■ WHAT THE TASK ASKS ■
Your task is to copy the listing exactly, with the pictures left out.

■ DATASET RECORDS ■

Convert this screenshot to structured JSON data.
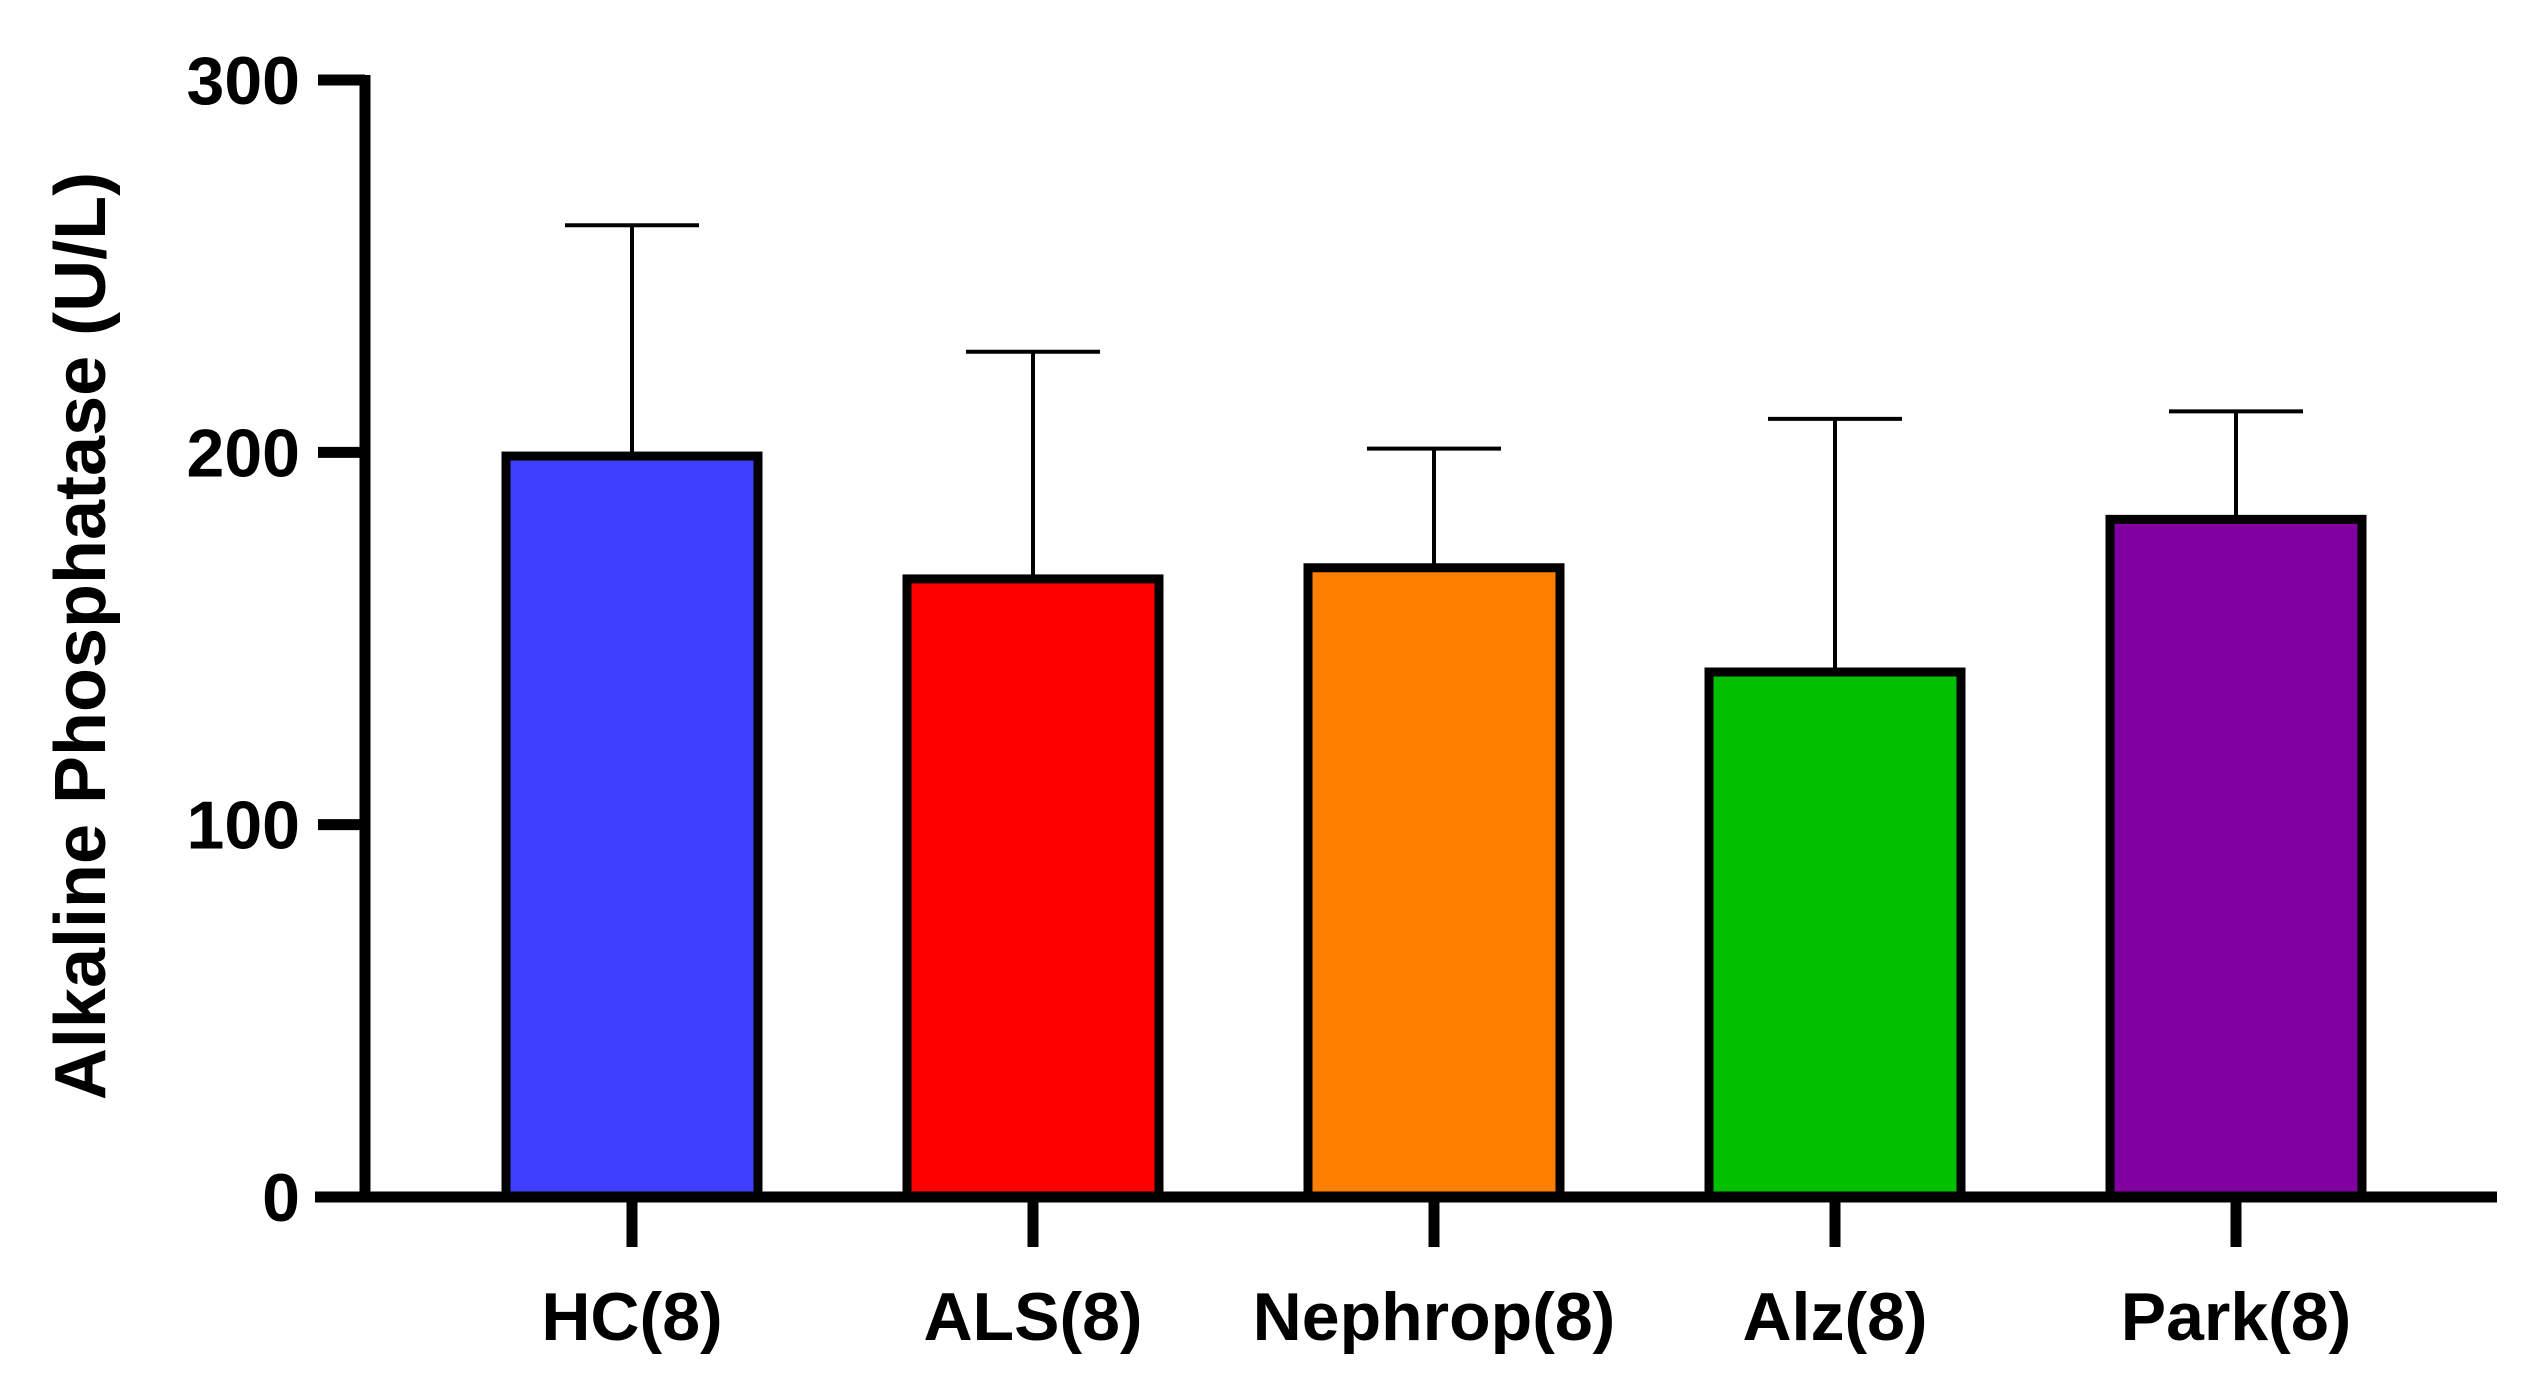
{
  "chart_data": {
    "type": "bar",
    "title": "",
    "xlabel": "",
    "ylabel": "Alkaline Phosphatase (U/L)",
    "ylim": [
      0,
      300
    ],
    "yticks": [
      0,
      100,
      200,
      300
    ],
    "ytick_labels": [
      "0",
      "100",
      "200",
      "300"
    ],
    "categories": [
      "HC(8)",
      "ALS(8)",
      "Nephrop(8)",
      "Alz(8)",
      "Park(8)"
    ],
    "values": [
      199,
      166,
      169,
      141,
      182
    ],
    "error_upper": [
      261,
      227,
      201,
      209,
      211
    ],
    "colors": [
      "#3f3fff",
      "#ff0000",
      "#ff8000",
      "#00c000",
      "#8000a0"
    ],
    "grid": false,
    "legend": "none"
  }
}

■ SOLVED EXERCISE ■
Convert this screenshot to structured JSON data.
{
  "chart_data": {
    "type": "bar",
    "title": "",
    "xlabel": "",
    "ylabel": "Alkaline Phosphatase (U/L)",
    "ylim": [
      0,
      300
    ],
    "yticks": [
      0,
      100,
      200,
      300
    ],
    "ytick_labels": [
      "0",
      "100",
      "200",
      "300"
    ],
    "categories": [
      "HC(8)",
      "ALS(8)",
      "Nephrop(8)",
      "Alz(8)",
      "Park(8)"
    ],
    "values": [
      199,
      166,
      169,
      141,
      182
    ],
    "error_upper": [
      261,
      227,
      201,
      209,
      211
    ],
    "colors": [
      "#3f3fff",
      "#ff0000",
      "#ff8000",
      "#00c000",
      "#8000a0"
    ],
    "grid": false,
    "legend": "none"
  }
}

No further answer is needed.